Prison island trial for Ocalan

Relatives of PKK victims created a tense atmosphere at the Ankara court

A Turkish court has ruled that the imprisoned Kurdish separatist leader, Abdullah Ocalan, must stand trial on the island where he is currently imprisoned.

The Ocalan File
Mr Ocalan has been kept as the sole inmate on the heavily guarded Imrali Island in the Sea of Marmara since his capture by Turkish commandos in Kenya last month.

Citing security concerns, a state security court in Ankara has ruled that Mr Ocalan should remain there to stand trial.

Mr Ocalan faces treason charges and a possible death sentence for leading the Kurdistan Workers' Party's (PKK) 14-year armed campaign for Kurdish self-rule.

The state security court has been trying the rebel leader in his absence since 1997 on charges of murder and inciting terrorist attacks. The series of proceedings underway against him are expected to be consolidated into the full treason trial to be held on the island.

Defense bid fails

[ image: Mr Ocalan's lawyers escaped via a back window]
Mr Ocalan's lawyers escaped via a back window
The decision to locate the trial on the island came despite a bid from Mr Ocalan's lawyers to have him moved elsewhere. The ministry argued that Ocalan's life would be in danger if he was to be moved.

It is expected that the trial could start after prosecutors prepare a new indictment based on what they say are his confessions during interrogation.

The court adjourned the current trial in Ankara to 30 April and said it would ask the Justice Ministry to make necessary preparations for the consolidated hearing.

The trial will take place in a court room being built on the prison island.

Lawyers complain

One of the lawyers representing Mr Ocalan in court, Ahmet Zeki Okcuoglu, complained that reaching the island was difficult and that lawyers were not allowed to confer with their client in private.

[ image: Protestors outside court waved Turkish flags and held photos of loved ones]
Protestors outside court waved Turkish flags and held photos of loved ones
"We are allowed to see him twice a week for an hour each time. That leaves us no time to prepare for his defence," Mr Okcuoglu said.

The atmosphere outside the court was tense as relatives of soldiers and police killed in the Kurdish conlict shouted insults at Mr Ocalan's lawyers.

A request by hundreds of relatives of people killed in the conflict seeking to join the case as plaintiffs was unanimously approved by the three-judge panel.

Althoug Mr Ocalan faces a possible death sentence, Turkey has not executed anyone since 1984. Such a verdict would need ratification by both parliament and the president.

COMPLETE THE FOLLOWING
1) List every charge that the article on Ocalan's trial says he faces.
2) Summarize the article on Ocalan's trial in two sentences.
3) According to the article on Ocalan's trial, to what date did the court adjourn the current trial in Ankara?

RECORDED DATA
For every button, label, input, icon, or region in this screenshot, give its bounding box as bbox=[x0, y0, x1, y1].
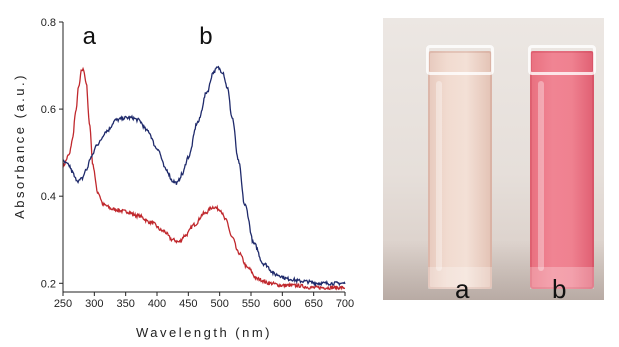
x-tick-label: 550 bbox=[242, 298, 260, 310]
cuvette-b bbox=[528, 45, 596, 289]
x-tick-label: 450 bbox=[179, 298, 197, 310]
y-axis-title: Absorbance (a.u.) bbox=[12, 73, 27, 219]
absorbance-chart: 250 300 350 400 450 500 550 600 650 700 0.2 0.4 0.6 0… bbox=[12, 17, 354, 340]
y-tick-label: 0.2 bbox=[41, 278, 56, 290]
cuvette-b-base bbox=[530, 267, 594, 289]
x-tick-label: 400 bbox=[148, 298, 166, 310]
x-tick-label: 500 bbox=[210, 298, 228, 310]
photo-label-b: b bbox=[552, 274, 567, 300]
x-axis-title: Wavelength (nm) bbox=[136, 325, 272, 340]
cuvette-photo: a b bbox=[383, 18, 604, 300]
series-b-line bbox=[62, 65, 346, 287]
cuvette-b-glare bbox=[538, 81, 544, 271]
chart-axes bbox=[62, 22, 345, 293]
x-tick-label: 700 bbox=[336, 298, 354, 310]
cuvette-a-glare bbox=[436, 81, 442, 271]
x-tick-label: 350 bbox=[116, 298, 134, 310]
y-tick-label: 0.4 bbox=[41, 191, 56, 203]
y-tick-label: 0.6 bbox=[41, 104, 56, 116]
cuvette-a-rim bbox=[426, 45, 494, 75]
y-tick-label: 0.8 bbox=[41, 17, 56, 29]
chart-ticks: 250 300 350 400 450 500 550 600 650 700 0.2 0.4 0.6 0… bbox=[41, 17, 354, 310]
x-tick-label: 650 bbox=[304, 298, 322, 310]
cuvette-b-rim bbox=[528, 45, 596, 75]
spectrum-curves bbox=[62, 65, 346, 291]
cuvette-a bbox=[426, 45, 494, 289]
x-tick-label: 600 bbox=[273, 298, 291, 310]
photo-label-a: a bbox=[455, 274, 470, 300]
x-tick-label: 300 bbox=[85, 298, 103, 310]
series-a-line bbox=[62, 66, 346, 291]
annotation-a: a bbox=[83, 23, 97, 50]
cuvette-a-base bbox=[428, 267, 492, 289]
annotation-b: b bbox=[199, 23, 212, 50]
x-tick-label: 250 bbox=[54, 298, 72, 310]
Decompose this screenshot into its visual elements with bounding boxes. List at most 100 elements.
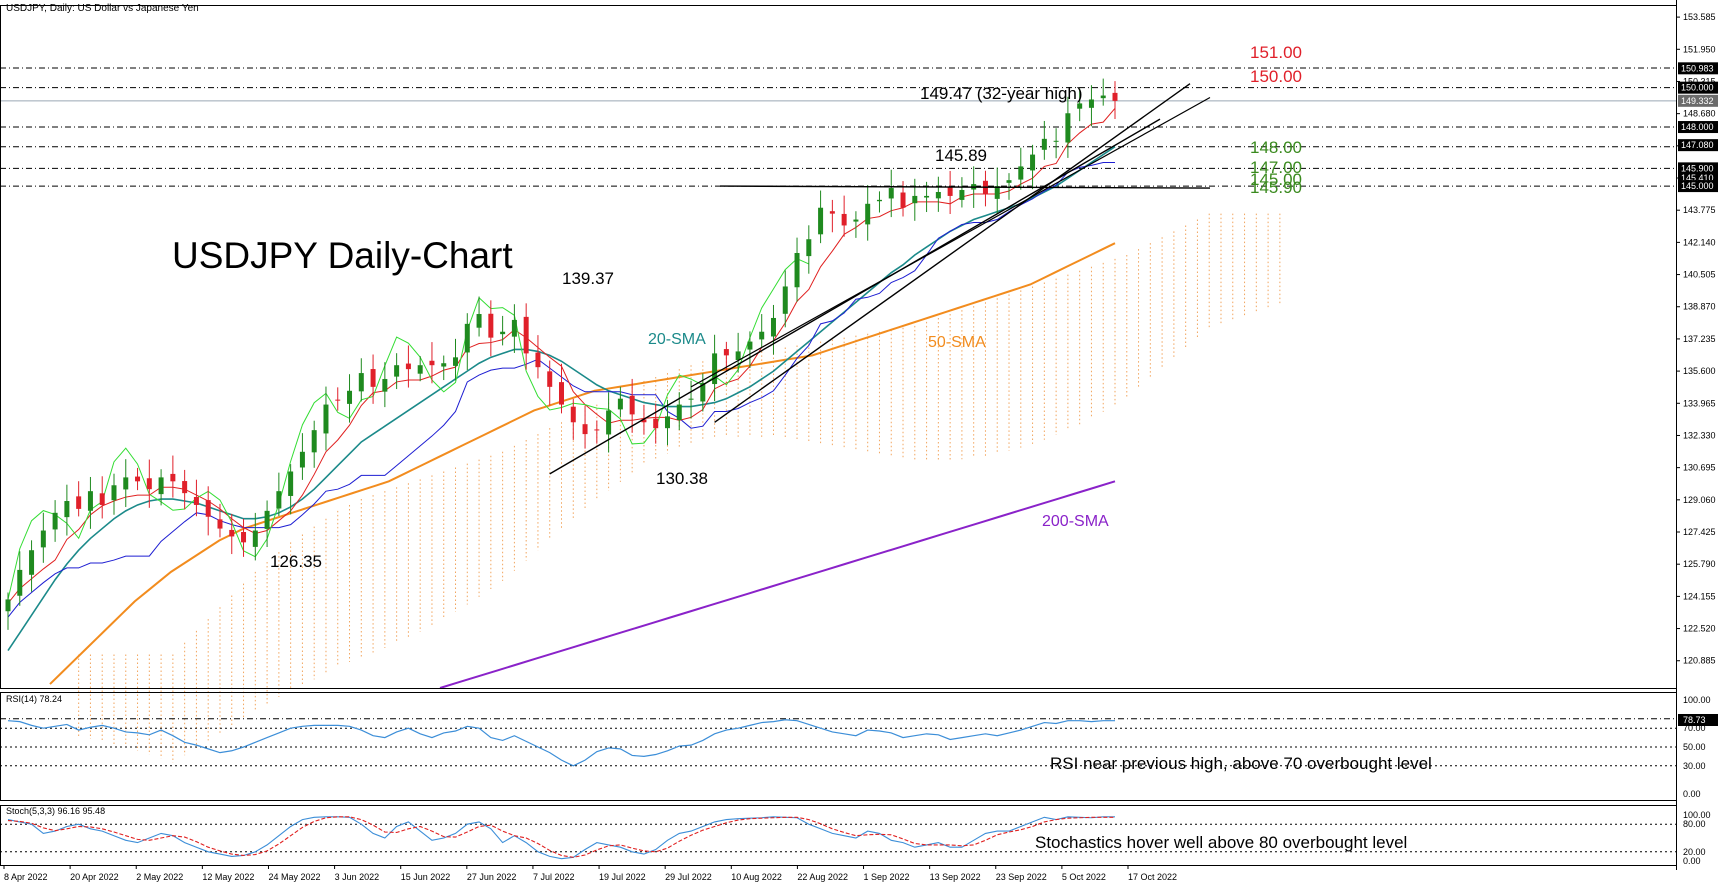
resistance-line-145 — [719, 185, 1211, 189]
candle-body — [818, 207, 824, 235]
rsi-y-tick-label: 70.00 — [1683, 723, 1706, 733]
chikou-line — [7, 258, 810, 600]
candle-body — [664, 416, 670, 429]
candle-body — [500, 331, 506, 335]
rsi-annotation: RSI near previous high, above 70 overbou… — [1050, 754, 1432, 773]
x-tick-label: 19 Jul 2022 — [599, 872, 646, 882]
price-tag-box — [1678, 62, 1718, 75]
price-tag-label: 148.000 — [1681, 122, 1714, 132]
candle-body — [299, 451, 305, 468]
candle-body — [229, 529, 235, 537]
candle-body — [1053, 140, 1059, 142]
x-tick-label: 22 Aug 2022 — [797, 872, 848, 882]
stoch-y-tick-label: 20.00 — [1683, 847, 1706, 857]
trendline-support-3 — [690, 96, 1211, 388]
candle-body — [700, 382, 706, 402]
candle-body — [405, 363, 411, 370]
x-tick-label: 1 Sep 2022 — [864, 872, 910, 882]
candle-body — [853, 219, 859, 222]
candle-body — [829, 211, 835, 214]
stoch-y-tick-label: 80.00 — [1683, 819, 1706, 829]
candle-body — [994, 186, 1000, 199]
rsi-title: RSI(14) 78.24 — [6, 694, 62, 704]
candle-body — [252, 530, 258, 547]
price-tag-label: 150.000 — [1681, 83, 1714, 93]
candle-body — [1100, 95, 1106, 99]
candle-body — [935, 191, 941, 199]
candle-body — [453, 357, 459, 366]
candle-body — [735, 351, 741, 360]
candle-body — [1112, 92, 1118, 101]
sma50-line — [49, 242, 1116, 685]
candle-body — [888, 188, 894, 199]
candle-body — [1041, 138, 1047, 150]
level-label-147: 147.00 — [1250, 158, 1302, 177]
y-tick-label: 120.885 — [1683, 656, 1716, 666]
candle-body — [429, 360, 435, 366]
x-tick-label: 15 Jun 2022 — [401, 872, 451, 882]
high-label-139: 139.37 — [562, 269, 614, 288]
candles — [5, 78, 1118, 630]
price-tag-label: 149.332 — [1681, 96, 1714, 106]
candle-body — [782, 286, 788, 314]
sma200-label: 200-SMA — [1042, 513, 1109, 530]
x-tick-label: 24 May 2022 — [268, 872, 320, 882]
candle-body — [523, 316, 529, 354]
y-tick-label: 148.680 — [1683, 109, 1716, 119]
candle-body — [335, 399, 341, 401]
candle-body — [182, 481, 188, 494]
candle-body — [76, 496, 82, 509]
price-tag-label: 145.410 — [1681, 173, 1714, 183]
stoch-title: Stoch(5,3,3) 96.16 95.48 — [6, 806, 105, 816]
candle-body — [653, 418, 659, 429]
price-tag-box — [1678, 121, 1718, 134]
candle-body — [488, 313, 494, 338]
candle-body — [747, 341, 753, 350]
candle-body — [264, 510, 270, 529]
level-label-14590: 145.90 — [1250, 178, 1302, 197]
stoch-y-tick-label: 0.00 — [1683, 856, 1701, 866]
high-label-145: 145.89 — [935, 146, 987, 165]
x-tick-label: 2 May 2022 — [136, 872, 183, 882]
candle-body — [217, 519, 223, 529]
candle-body — [5, 599, 11, 612]
rsi-tag-label: 78.73 — [1683, 715, 1706, 725]
y-tick-label: 135.600 — [1683, 366, 1716, 376]
rsi-y-tick-label: 50.00 — [1683, 742, 1706, 752]
candle-body — [29, 550, 35, 575]
rsi-pane: 100.00 70.00 50.00 30.00 0.00 78.73 — [0, 695, 1718, 799]
x-tick-label: 13 Sep 2022 — [930, 872, 981, 882]
candle-body — [17, 569, 23, 596]
x-tick-label: 3 Jun 2022 — [335, 872, 380, 882]
candle-body — [959, 190, 965, 200]
y-tick-label: 151.950 — [1683, 44, 1716, 54]
candle-body — [158, 477, 164, 495]
candle-body — [1088, 99, 1094, 108]
candle-body — [241, 532, 247, 543]
y-tick-label: 133.965 — [1683, 398, 1716, 408]
candle-body — [617, 398, 623, 410]
candle-body — [688, 398, 694, 400]
y-tick-label: 125.790 — [1683, 559, 1716, 569]
candle-body — [759, 331, 765, 340]
candle-body — [676, 404, 682, 421]
candle-body — [559, 382, 564, 405]
candle-body — [87, 491, 93, 511]
candle-body — [370, 369, 376, 387]
candle-body — [582, 424, 588, 435]
candle-body — [135, 476, 141, 482]
candle-body — [947, 187, 953, 196]
rsi-line — [7, 719, 1115, 767]
y-tick-label: 130.695 — [1683, 463, 1716, 473]
candle-body — [276, 491, 282, 509]
y-tick-label: 142.140 — [1683, 237, 1716, 247]
y-tick-label: 122.520 — [1683, 624, 1716, 634]
candle-body — [417, 365, 423, 374]
candle-body — [641, 419, 647, 423]
x-axis: 8 Apr 2022 20 Apr 2022 2 May 2022 12 May 20… — [3, 865, 1177, 882]
price-tag-box — [1678, 94, 1718, 107]
x-tick-label: 20 Apr 2022 — [70, 872, 119, 882]
candle-body — [912, 195, 918, 204]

PER-TASK ANSWERS
1) Treason, murder, inciting terrorist attacks

2) A state security court in Ankara, citing security concerns, ruled that Abdullah Ocalan will stand trial on Imrali Island, where he is the sole inmate, despite his lawyers' bid to have him moved elsewhere. He faces treason charges and a possible death sentence for leading the PKK's armed campaign for Kurdish self-rule, and his lawyers complained that reaching the island was difficult and that they could not confer with him in private.

3) 30 April